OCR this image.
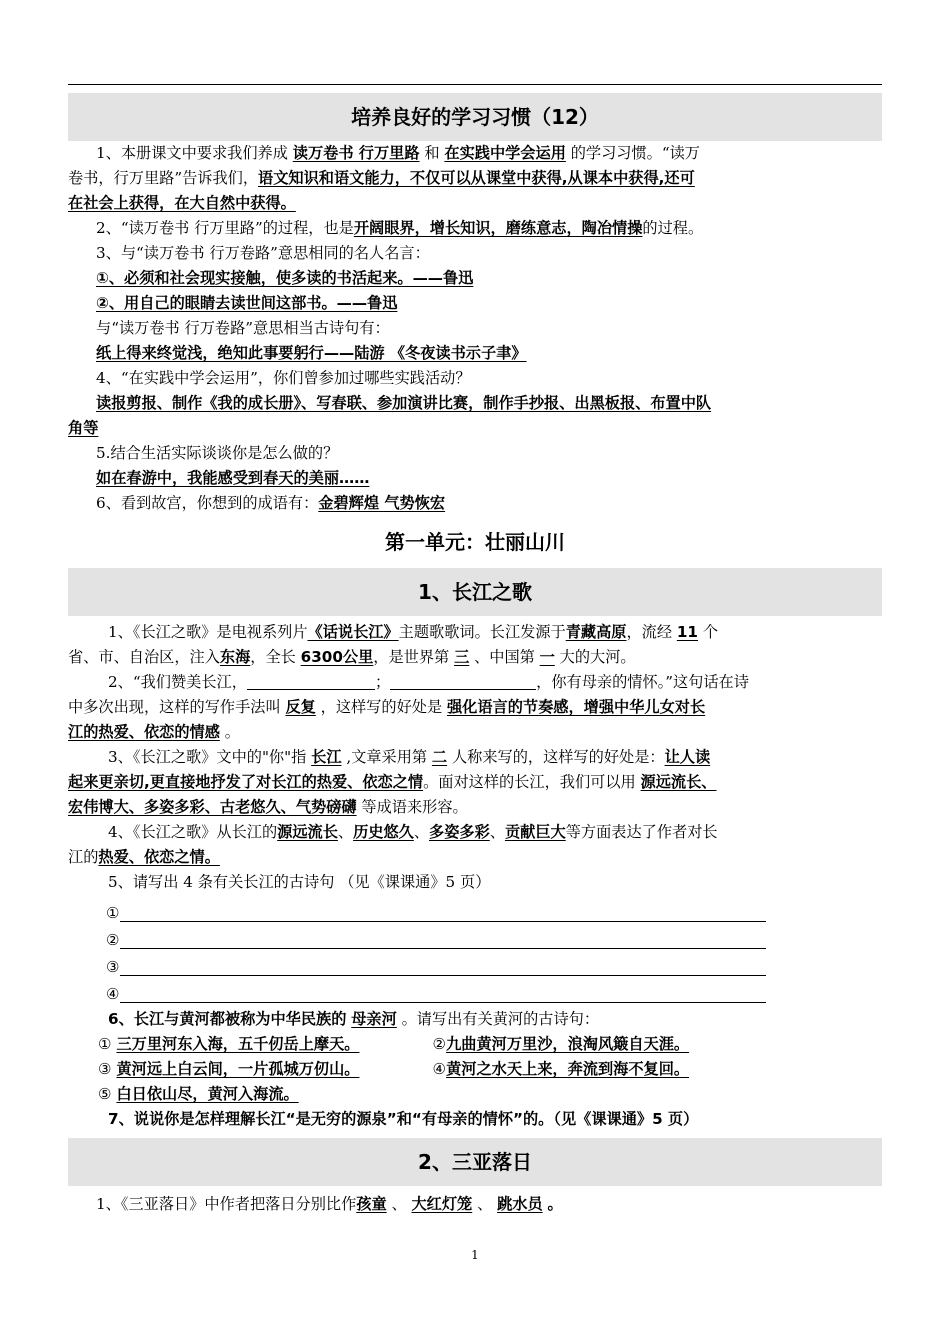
培养良好的学习习惯（12）

1、本册课文中要求我们养成 读万卷书 行万里路 和 在实践中学会运用 的学习习惯。“读万

卷书，行万里路”告诉我们，语文知识和语文能力，不仅可以从课堂中获得,从课本中获得,还可

在社会上获得，在大自然中获得。

2、“读万卷书 行万里路”的过程，也是开阔眼界，增长知识，磨练意志，陶冶情操的过程。

3、与“读万卷书 行万卷路”意思相同的名人名言：

①、必须和社会现实接触，使多读的书活起来。——鲁迅

②、用自己的眼睛去读世间这部书。——鲁迅

与“读万卷书 行万卷路”意思相当古诗句有：

纸上得来终觉浅，绝知此事要躬行——陆游 《冬夜读书示子聿》

4、“在实践中学会运用”，你们曾参加过哪些实践活动？

读报剪报、制作《我的成长册》、写春联、参加演讲比赛，制作手抄报、出黑板报、布置中队

角等

5.结合生活实际谈谈你是怎么做的？

如在春游中，我能感受到春天的美丽……

6、看到故宫，你想到的成语有：金碧辉煌 气势恢宏

第一单元：壮丽山川
1、长江之歌

1、《长江之歌》是电视系列片《话说长江》主题歌歌词。长江发源于青藏高原，流经 11 个

省、市、自治区，注入东海，全长 6300公里，是世界第 三 、中国第 一 大的大河。

2、“我们赞美长江，	；	，你有母亲的情怀。”这句话在诗

中多次出现，这样的写作手法叫 反复 ，这样写的好处是 强化语言的节奏感，增强中华儿女对长

江的热爱、依恋的情感 。

3、《长江之歌》文中的"你"指 长江 ,文章采用第 二 人称来写的，这样写的好处是：让人读

起来更亲切,更直接地抒发了对长江的热爱、依恋之情。面对这样的长江，我们可以用 源远流长、

宏伟博大、多姿多彩、古老悠久、气势磅礴 等成语来形容。

4、《长江之歌》从长江的源远流长、历史悠久、多姿多彩、贡献巨大等方面表达了作者对长

江的热爱、依恋之情。

5、请写出 4 条有关长江的古诗句 （见《课课通》5 页）

①
②
③
④

6、长江与黄河都被称为中华民族的 母亲河 。请写出有关黄河的古诗句：

① 三万里河东入海，五千仞岳上摩天。	②九曲黄河万里沙，浪淘风簸自天涯。

③ 黄河远上白云间，一片孤城万仞山。	④黄河之水天上来，奔流到海不复回。

⑤ 白日依山尽，黄河入海流。

7、说说你是怎样理解长江“是无穷的源泉”和“有母亲的情怀”的。（见《课课通》5 页）

2、三亚落日

1、《三亚落日》中作者把落日分别比作孩童 、 大红灯笼 、 跳水员 。

1
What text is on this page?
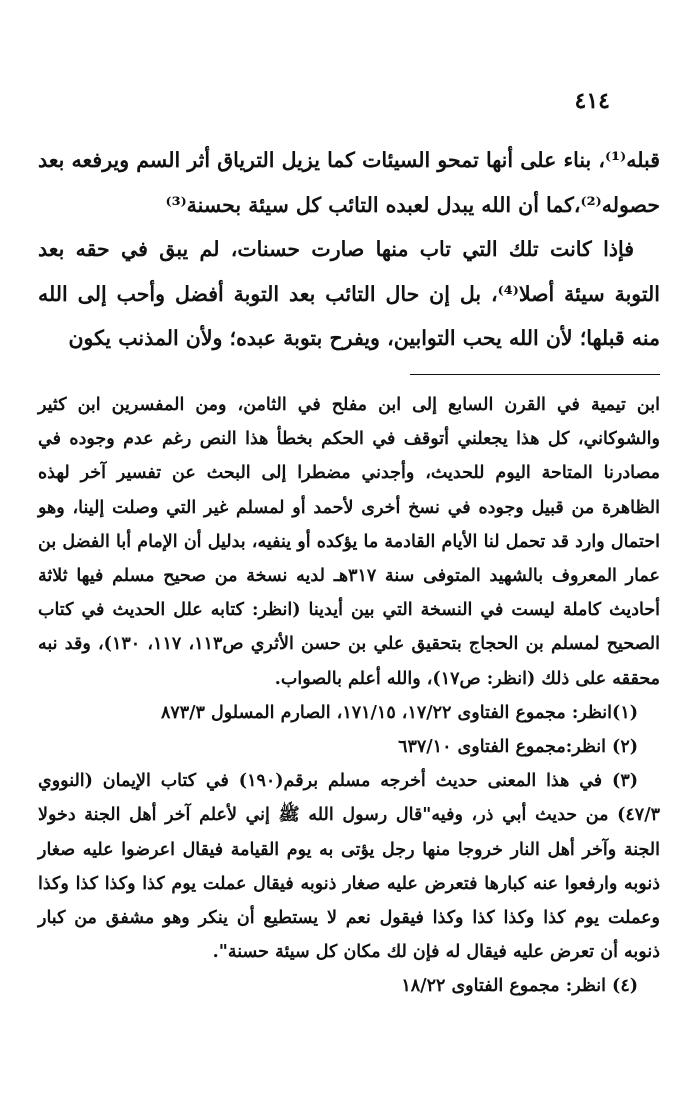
٤١٤

قبله⁽¹⁾، بناء على أنها تمحو السيئات كما يزيل الترياق أثر السم ويرفعه بعد حصوله⁽²⁾،كما أن الله يبدل لعبده التائب كل سيئة بحسنة⁽³⁾

فإذا كانت تلك التي تاب منها صارت حسنات، لم يبق في حقه بعد التوبة سيئة أصلا⁽⁴⁾، بل إن حال التائب بعد التوبة أفضل وأحب إلى الله منه قبلها؛ لأن الله يحب التوابين، ويفرح بتوبة عبده؛ ولأن المذنب يكون

ابن تيمية في القرن السابع إلى ابن مفلح في الثامن، ومن المفسرين ابن كثير والشوكاني، كل هذا يجعلني أتوقف في الحكم بخطأ هذا النص رغم عدم وجوده في مصادرنا المتاحة اليوم للحديث، وأجدني مضطرا إلى البحث عن تفسير آخر لهذه الظاهرة من قبيل وجوده في نسخ أخرى لأحمد أو لمسلم غير التي وصلت إلينا، وهو احتمال وارد قد تحمل لنا الأيام القادمة ما يؤكده أو ينفيه، بدليل أن الإمام أبا الفضل بن عمار المعروف بالشهيد المتوفى سنة ٣١٧هـ لديه نسخة من صحيح مسلم فيها ثلاثة أحاديث كاملة ليست في النسخة التي بين أيدينا (انظر: كتابه علل الحديث في كتاب الصحيح لمسلم بن الحجاج بتحقيق علي بن حسن الأثري ص١١٣، ١١٧، ١٣٠)، وقد نبه محققه على ذلك (انظر: ص١٧)، والله أعلم بالصواب.

(١)انظر: مجموع الفتاوى ١٧/٢٢، ١٧١/١٥، الصارم المسلول ٨٧٣/٣

(٢) انظر:مجموع الفتاوى ٦٣٧/١٠

(٣) في هذا المعنى حديث أخرجه مسلم برقم(١٩٠) في كتاب الإيمان (النووي ٤٧/٣) من حديث أبي ذر، وفيه"قال رسول الله ﷺ إني لأعلم آخر أهل الجنة دخولا الجنة وآخر أهل النار خروجا منها رجل يؤتى به يوم القيامة فيقال اعرضوا عليه صغار ذنوبه وارفعوا عنه كبارها فتعرض عليه صغار ذنوبه فيقال عملت يوم كذا وكذا كذا وكذا وعملت يوم كذا وكذا كذا وكذا فيقول نعم لا يستطيع أن ينكر وهو مشفق من كبار ذنوبه أن تعرض عليه فيقال له فإن لك مكان كل سيئة حسنة".

(٤) انظر: مجموع الفتاوى ١٨/٢٢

◆ **YOUR INSTRUCTIONS**
Write out the records above once more, word for word, with no pictures.

◆ **RESPONSE**
OCR this image.
培养良好的学习习惯（12）

1、本册课文中要求我们养成 读万卷书 行万里路 和 在实践中学会运用 的学习习惯。“读万

卷书，行万里路”告诉我们，语文知识和语文能力，不仅可以从课堂中获得,从课本中获得,还可

在社会上获得，在大自然中获得。

2、“读万卷书 行万里路”的过程，也是开阔眼界，增长知识，磨练意志，陶冶情操的过程。

3、与“读万卷书 行万卷路”意思相同的名人名言：

①、必须和社会现实接触，使多读的书活起来。——鲁迅

②、用自己的眼睛去读世间这部书。——鲁迅

与“读万卷书 行万卷路”意思相当古诗句有：

纸上得来终觉浅，绝知此事要躬行——陆游 《冬夜读书示子聿》

4、“在实践中学会运用”，你们曾参加过哪些实践活动？

读报剪报、制作《我的成长册》、写春联、参加演讲比赛，制作手抄报、出黑板报、布置中队

角等

5.结合生活实际谈谈你是怎么做的？

如在春游中，我能感受到春天的美丽……

6、看到故宫，你想到的成语有：金碧辉煌 气势恢宏

第一单元：壮丽山川
1、长江之歌

1、《长江之歌》是电视系列片《话说长江》主题歌歌词。长江发源于青藏高原，流经 11 个

省、市、自治区，注入东海，全长 6300公里，是世界第 三 、中国第 一 大的大河。

2、“我们赞美长江，	；	，你有母亲的情怀。”这句话在诗

中多次出现，这样的写作手法叫 反复 ，这样写的好处是 强化语言的节奏感，增强中华儿女对长

江的热爱、依恋的情感 。

3、《长江之歌》文中的"你"指 长江 ,文章采用第 二 人称来写的，这样写的好处是：让人读

起来更亲切,更直接地抒发了对长江的热爱、依恋之情。面对这样的长江，我们可以用 源远流长、

宏伟博大、多姿多彩、古老悠久、气势磅礴 等成语来形容。

4、《长江之歌》从长江的源远流长、历史悠久、多姿多彩、贡献巨大等方面表达了作者对长

江的热爱、依恋之情。

5、请写出 4 条有关长江的古诗句 （见《课课通》5 页）

①
②
③
④

6、长江与黄河都被称为中华民族的 母亲河 。请写出有关黄河的古诗句：

① 三万里河东入海，五千仞岳上摩天。	②九曲黄河万里沙，浪淘风簸自天涯。

③ 黄河远上白云间，一片孤城万仞山。	④黄河之水天上来，奔流到海不复回。

⑤ 白日依山尽，黄河入海流。

7、说说你是怎样理解长江“是无穷的源泉”和“有母亲的情怀”的。（见《课课通》5 页）

2、三亚落日

1、《三亚落日》中作者把落日分别比作孩童 、 大红灯笼 、 跳水员 。

1
What text is on this page?
٤١٤

قبله⁽¹⁾، بناء على أنها تمحو السيئات كما يزيل الترياق أثر السم ويرفعه بعد حصوله⁽²⁾،كما أن الله يبدل لعبده التائب كل سيئة بحسنة⁽³⁾

فإذا كانت تلك التي تاب منها صارت حسنات، لم يبق في حقه بعد التوبة سيئة أصلا⁽⁴⁾، بل إن حال التائب بعد التوبة أفضل وأحب إلى الله منه قبلها؛ لأن الله يحب التوابين، ويفرح بتوبة عبده؛ ولأن المذنب يكون

ابن تيمية في القرن السابع إلى ابن مفلح في الثامن، ومن المفسرين ابن كثير والشوكاني، كل هذا يجعلني أتوقف في الحكم بخطأ هذا النص رغم عدم وجوده في مصادرنا المتاحة اليوم للحديث، وأجدني مضطرا إلى البحث عن تفسير آخر لهذه الظاهرة من قبيل وجوده في نسخ أخرى لأحمد أو لمسلم غير التي وصلت إلينا، وهو احتمال وارد قد تحمل لنا الأيام القادمة ما يؤكده أو ينفيه، بدليل أن الإمام أبا الفضل بن عمار المعروف بالشهيد المتوفى سنة ٣١٧هـ لديه نسخة من صحيح مسلم فيها ثلاثة أحاديث كاملة ليست في النسخة التي بين أيدينا (انظر: كتابه علل الحديث في كتاب الصحيح لمسلم بن الحجاج بتحقيق علي بن حسن الأثري ص١١٣، ١١٧، ١٣٠)، وقد نبه محققه على ذلك (انظر: ص١٧)، والله أعلم بالصواب.

(١)انظر: مجموع الفتاوى ١٧/٢٢، ١٧١/١٥، الصارم المسلول ٨٧٣/٣

(٢) انظر:مجموع الفتاوى ٦٣٧/١٠

(٣) في هذا المعنى حديث أخرجه مسلم برقم(١٩٠) في كتاب الإيمان (النووي ٤٧/٣) من حديث أبي ذر، وفيه"قال رسول الله ﷺ إني لأعلم آخر أهل الجنة دخولا الجنة وآخر أهل النار خروجا منها رجل يؤتى به يوم القيامة فيقال اعرضوا عليه صغار ذنوبه وارفعوا عنه كبارها فتعرض عليه صغار ذنوبه فيقال عملت يوم كذا وكذا كذا وكذا وعملت يوم كذا وكذا كذا وكذا فيقول نعم لا يستطيع أن ينكر وهو مشفق من كبار ذنوبه أن تعرض عليه فيقال له فإن لك مكان كل سيئة حسنة".

(٤) انظر: مجموع الفتاوى ١٨/٢٢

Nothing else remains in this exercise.